• Job
Leave out the pictures and copy the remaining records exactly.
======== Data to use ========
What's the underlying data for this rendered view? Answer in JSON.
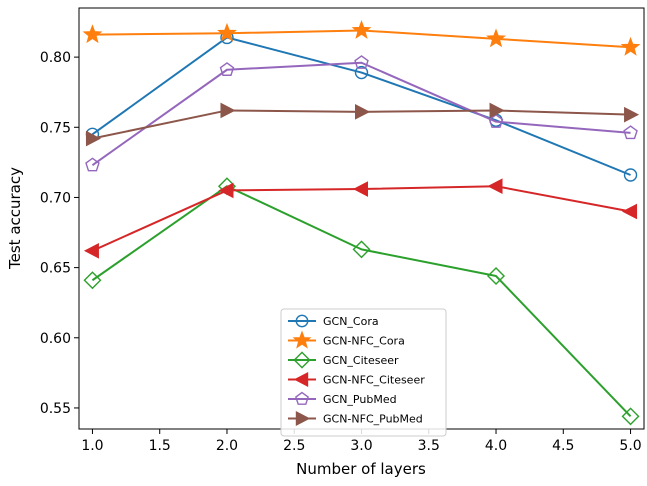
{
  "chart_data": {
    "type": "line",
    "xlabel": "Number of layers",
    "ylabel": "Test accuracy",
    "xlim": [
      0.9,
      5.1
    ],
    "ylim": [
      0.535,
      0.835
    ],
    "xticks": [
      1.0,
      1.5,
      2.0,
      2.5,
      3.0,
      3.5,
      4.0,
      4.5,
      5.0
    ],
    "xtick_labels": [
      "1.0",
      "1.5",
      "2.0",
      "2.5",
      "3.0",
      "3.5",
      "4.0",
      "4.5",
      "5.0"
    ],
    "yticks": [
      0.55,
      0.6,
      0.65,
      0.7,
      0.75,
      0.8
    ],
    "ytick_labels": [
      "0.55",
      "0.60",
      "0.65",
      "0.70",
      "0.75",
      "0.80"
    ],
    "grid": false,
    "legend_position": "bottom-center",
    "x": [
      1,
      2,
      3,
      4,
      5
    ],
    "series": [
      {
        "name": "GCN_Cora",
        "color": "#1f77b4",
        "marker": "circle",
        "values": [
          0.745,
          0.814,
          0.789,
          0.755,
          0.716
        ]
      },
      {
        "name": "GCN-NFC_Cora",
        "color": "#ff7f0e",
        "marker": "star",
        "values": [
          0.816,
          0.817,
          0.819,
          0.813,
          0.807
        ]
      },
      {
        "name": "GCN_Citeseer",
        "color": "#2ca02c",
        "marker": "diamond",
        "values": [
          0.641,
          0.708,
          0.663,
          0.644,
          0.544
        ]
      },
      {
        "name": "GCN-NFC_Citeseer",
        "color": "#d62728",
        "marker": "triangle-left",
        "values": [
          0.662,
          0.705,
          0.706,
          0.708,
          0.69
        ]
      },
      {
        "name": "GCN_PubMed",
        "color": "#9467bd",
        "marker": "pentagon",
        "values": [
          0.723,
          0.791,
          0.796,
          0.754,
          0.746
        ]
      },
      {
        "name": "GCN-NFC_PubMed",
        "color": "#8c564b",
        "marker": "triangle-right",
        "values": [
          0.742,
          0.762,
          0.761,
          0.762,
          0.759
        ]
      }
    ]
  }
}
========
• Solution to this exercise
What's the underlying data for this rendered view? Answer in JSON.
{
  "chart_data": {
    "type": "line",
    "xlabel": "Number of layers",
    "ylabel": "Test accuracy",
    "xlim": [
      0.9,
      5.1
    ],
    "ylim": [
      0.535,
      0.835
    ],
    "xticks": [
      1.0,
      1.5,
      2.0,
      2.5,
      3.0,
      3.5,
      4.0,
      4.5,
      5.0
    ],
    "xtick_labels": [
      "1.0",
      "1.5",
      "2.0",
      "2.5",
      "3.0",
      "3.5",
      "4.0",
      "4.5",
      "5.0"
    ],
    "yticks": [
      0.55,
      0.6,
      0.65,
      0.7,
      0.75,
      0.8
    ],
    "ytick_labels": [
      "0.55",
      "0.60",
      "0.65",
      "0.70",
      "0.75",
      "0.80"
    ],
    "grid": false,
    "legend_position": "bottom-center",
    "x": [
      1,
      2,
      3,
      4,
      5
    ],
    "series": [
      {
        "name": "GCN_Cora",
        "color": "#1f77b4",
        "marker": "circle",
        "values": [
          0.745,
          0.814,
          0.789,
          0.755,
          0.716
        ]
      },
      {
        "name": "GCN-NFC_Cora",
        "color": "#ff7f0e",
        "marker": "star",
        "values": [
          0.816,
          0.817,
          0.819,
          0.813,
          0.807
        ]
      },
      {
        "name": "GCN_Citeseer",
        "color": "#2ca02c",
        "marker": "diamond",
        "values": [
          0.641,
          0.708,
          0.663,
          0.644,
          0.544
        ]
      },
      {
        "name": "GCN-NFC_Citeseer",
        "color": "#d62728",
        "marker": "triangle-left",
        "values": [
          0.662,
          0.705,
          0.706,
          0.708,
          0.69
        ]
      },
      {
        "name": "GCN_PubMed",
        "color": "#9467bd",
        "marker": "pentagon",
        "values": [
          0.723,
          0.791,
          0.796,
          0.754,
          0.746
        ]
      },
      {
        "name": "GCN-NFC_PubMed",
        "color": "#8c564b",
        "marker": "triangle-right",
        "values": [
          0.742,
          0.762,
          0.761,
          0.762,
          0.759
        ]
      }
    ]
  }
}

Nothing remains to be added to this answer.